======== SUPPLIED DATA ========

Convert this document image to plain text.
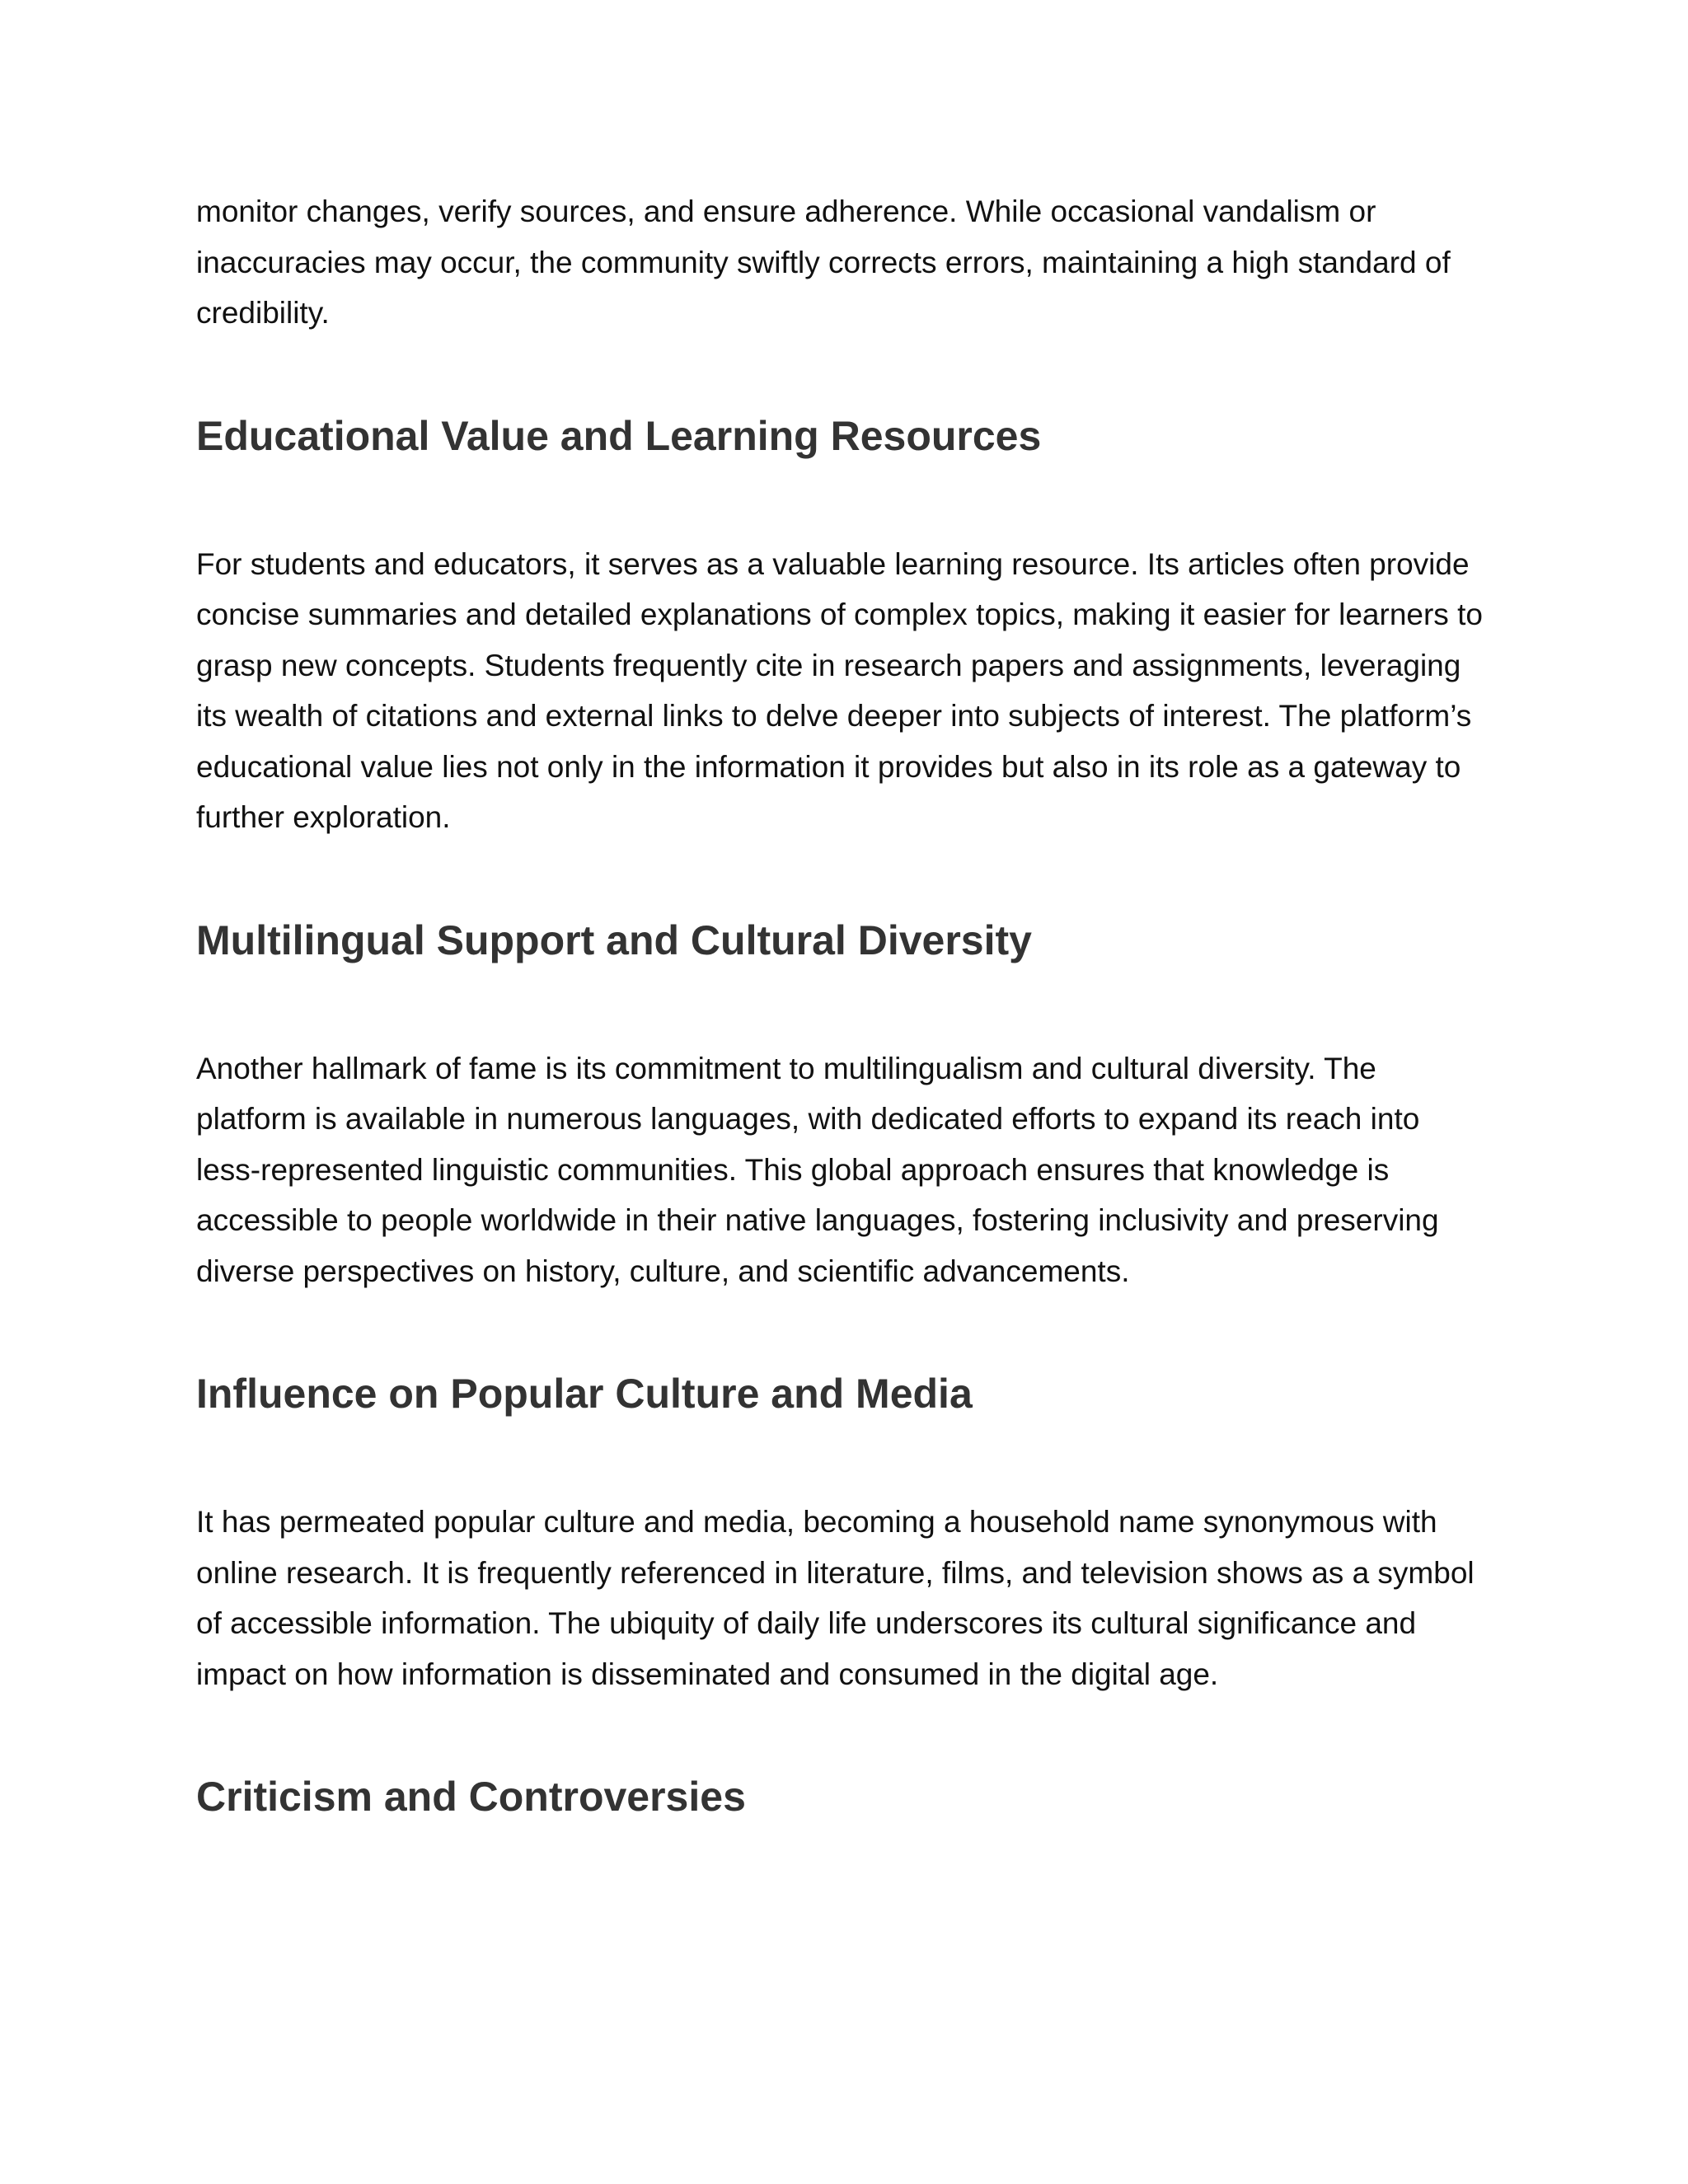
monitor changes, verify sources, and ensure adherence. While occasional vandalism or inaccuracies may occur, the community swiftly corrects errors, maintaining a high standard of credibility.

Educational Value and Learning Resources

For students and educators, it serves as a valuable learning resource. Its articles often provide concise summaries and detailed explanations of complex topics, making it easier for learners to grasp new concepts. Students frequently cite in research papers and assignments, leveraging its wealth of citations and external links to delve deeper into subjects of interest. The platform’s educational value lies not only in the information it provides but also in its role as a gateway to further exploration.

Multilingual Support and Cultural Diversity

Another hallmark of fame is its commitment to multilingualism and cultural diversity. The platform is available in numerous languages, with dedicated efforts to expand its reach into less-represented linguistic communities. This global approach ensures that knowledge is accessible to people worldwide in their native languages, fostering inclusivity and preserving diverse perspectives on history, culture, and scientific advancements.

Influence on Popular Culture and Media

It has permeated popular culture and media, becoming a household name synonymous with online research. It is frequently referenced in literature, films, and television shows as a symbol of accessible information. The ubiquity of daily life underscores its cultural significance and impact on how information is disseminated and consumed in the digital age.

Criticism and Controversies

========

#### OBJECTIVE
Reproduce the full listing above verbatim, with no pictures included.

#### EXERCISE RESPONSE
Convert this document image to plain text.
monitor changes, verify sources, and ensure adherence. While occasional vandalism or inaccuracies may occur, the community swiftly corrects errors, maintaining a high standard of credibility.

Educational Value and Learning Resources

For students and educators, it serves as a valuable learning resource. Its articles often provide concise summaries and detailed explanations of complex topics, making it easier for learners to grasp new concepts. Students frequently cite in research papers and assignments, leveraging its wealth of citations and external links to delve deeper into subjects of interest. The platform’s educational value lies not only in the information it provides but also in its role as a gateway to further exploration.

Multilingual Support and Cultural Diversity

Another hallmark of fame is its commitment to multilingualism and cultural diversity. The platform is available in numerous languages, with dedicated efforts to expand its reach into less-represented linguistic communities. This global approach ensures that knowledge is accessible to people worldwide in their native languages, fostering inclusivity and preserving diverse perspectives on history, culture, and scientific advancements.

Influence on Popular Culture and Media

It has permeated popular culture and media, becoming a household name synonymous with online research. It is frequently referenced in literature, films, and television shows as a symbol of accessible information. The ubiquity of daily life underscores its cultural significance and impact on how information is disseminated and consumed in the digital age.

Criticism and Controversies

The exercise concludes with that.